• TASK DIRECTIONS:
Output all the material that follows, exactly as given.

• ITEMS:
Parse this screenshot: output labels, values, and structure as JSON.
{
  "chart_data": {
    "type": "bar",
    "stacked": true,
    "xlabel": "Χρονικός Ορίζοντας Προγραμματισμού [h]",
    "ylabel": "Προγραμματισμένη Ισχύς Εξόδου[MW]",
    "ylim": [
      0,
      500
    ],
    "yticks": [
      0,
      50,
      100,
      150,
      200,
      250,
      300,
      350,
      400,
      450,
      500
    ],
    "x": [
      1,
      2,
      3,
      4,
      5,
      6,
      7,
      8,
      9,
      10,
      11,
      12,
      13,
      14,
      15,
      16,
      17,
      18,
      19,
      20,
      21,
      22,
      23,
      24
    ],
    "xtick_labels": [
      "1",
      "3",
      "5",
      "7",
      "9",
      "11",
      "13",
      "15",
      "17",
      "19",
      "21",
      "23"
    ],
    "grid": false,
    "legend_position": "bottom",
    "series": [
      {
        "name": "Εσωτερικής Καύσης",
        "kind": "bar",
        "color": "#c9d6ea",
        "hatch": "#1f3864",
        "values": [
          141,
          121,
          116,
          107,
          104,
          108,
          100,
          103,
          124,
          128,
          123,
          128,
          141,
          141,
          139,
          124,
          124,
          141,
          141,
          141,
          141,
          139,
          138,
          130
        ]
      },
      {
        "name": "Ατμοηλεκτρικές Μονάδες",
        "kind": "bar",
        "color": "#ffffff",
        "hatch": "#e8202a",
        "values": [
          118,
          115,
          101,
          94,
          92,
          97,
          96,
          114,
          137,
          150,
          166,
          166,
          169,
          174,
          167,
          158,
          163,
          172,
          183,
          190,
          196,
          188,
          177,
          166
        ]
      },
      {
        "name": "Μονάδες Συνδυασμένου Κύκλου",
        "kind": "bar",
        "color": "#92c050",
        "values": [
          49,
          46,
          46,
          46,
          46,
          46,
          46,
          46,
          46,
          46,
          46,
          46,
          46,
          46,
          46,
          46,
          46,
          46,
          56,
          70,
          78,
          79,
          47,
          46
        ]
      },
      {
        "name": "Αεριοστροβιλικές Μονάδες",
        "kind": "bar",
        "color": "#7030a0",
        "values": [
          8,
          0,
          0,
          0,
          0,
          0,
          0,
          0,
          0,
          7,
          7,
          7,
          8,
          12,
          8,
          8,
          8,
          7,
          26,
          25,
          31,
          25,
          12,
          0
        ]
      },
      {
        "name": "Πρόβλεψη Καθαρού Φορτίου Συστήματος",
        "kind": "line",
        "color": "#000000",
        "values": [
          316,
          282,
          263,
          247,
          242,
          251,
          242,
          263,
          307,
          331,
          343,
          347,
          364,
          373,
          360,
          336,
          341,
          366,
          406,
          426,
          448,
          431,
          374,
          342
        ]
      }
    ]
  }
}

• ANSWER:
Parse this screenshot: output labels, values, and structure as JSON.
{
  "chart_data": {
    "type": "bar",
    "stacked": true,
    "xlabel": "Χρονικός Ορίζοντας Προγραμματισμού [h]",
    "ylabel": "Προγραμματισμένη Ισχύς Εξόδου[MW]",
    "ylim": [
      0,
      500
    ],
    "yticks": [
      0,
      50,
      100,
      150,
      200,
      250,
      300,
      350,
      400,
      450,
      500
    ],
    "x": [
      1,
      2,
      3,
      4,
      5,
      6,
      7,
      8,
      9,
      10,
      11,
      12,
      13,
      14,
      15,
      16,
      17,
      18,
      19,
      20,
      21,
      22,
      23,
      24
    ],
    "xtick_labels": [
      "1",
      "3",
      "5",
      "7",
      "9",
      "11",
      "13",
      "15",
      "17",
      "19",
      "21",
      "23"
    ],
    "grid": false,
    "legend_position": "bottom",
    "series": [
      {
        "name": "Εσωτερικής Καύσης",
        "kind": "bar",
        "color": "#c9d6ea",
        "hatch": "#1f3864",
        "values": [
          141,
          121,
          116,
          107,
          104,
          108,
          100,
          103,
          124,
          128,
          123,
          128,
          141,
          141,
          139,
          124,
          124,
          141,
          141,
          141,
          141,
          139,
          138,
          130
        ]
      },
      {
        "name": "Ατμοηλεκτρικές Μονάδες",
        "kind": "bar",
        "color": "#ffffff",
        "hatch": "#e8202a",
        "values": [
          118,
          115,
          101,
          94,
          92,
          97,
          96,
          114,
          137,
          150,
          166,
          166,
          169,
          174,
          167,
          158,
          163,
          172,
          183,
          190,
          196,
          188,
          177,
          166
        ]
      },
      {
        "name": "Μονάδες Συνδυασμένου Κύκλου",
        "kind": "bar",
        "color": "#92c050",
        "values": [
          49,
          46,
          46,
          46,
          46,
          46,
          46,
          46,
          46,
          46,
          46,
          46,
          46,
          46,
          46,
          46,
          46,
          46,
          56,
          70,
          78,
          79,
          47,
          46
        ]
      },
      {
        "name": "Αεριοστροβιλικές Μονάδες",
        "kind": "bar",
        "color": "#7030a0",
        "values": [
          8,
          0,
          0,
          0,
          0,
          0,
          0,
          0,
          0,
          7,
          7,
          7,
          8,
          12,
          8,
          8,
          8,
          7,
          26,
          25,
          31,
          25,
          12,
          0
        ]
      },
      {
        "name": "Πρόβλεψη Καθαρού Φορτίου Συστήματος",
        "kind": "line",
        "color": "#000000",
        "values": [
          316,
          282,
          263,
          247,
          242,
          251,
          242,
          263,
          307,
          331,
          343,
          347,
          364,
          373,
          360,
          336,
          341,
          366,
          406,
          426,
          448,
          431,
          374,
          342
        ]
      }
    ]
  }
}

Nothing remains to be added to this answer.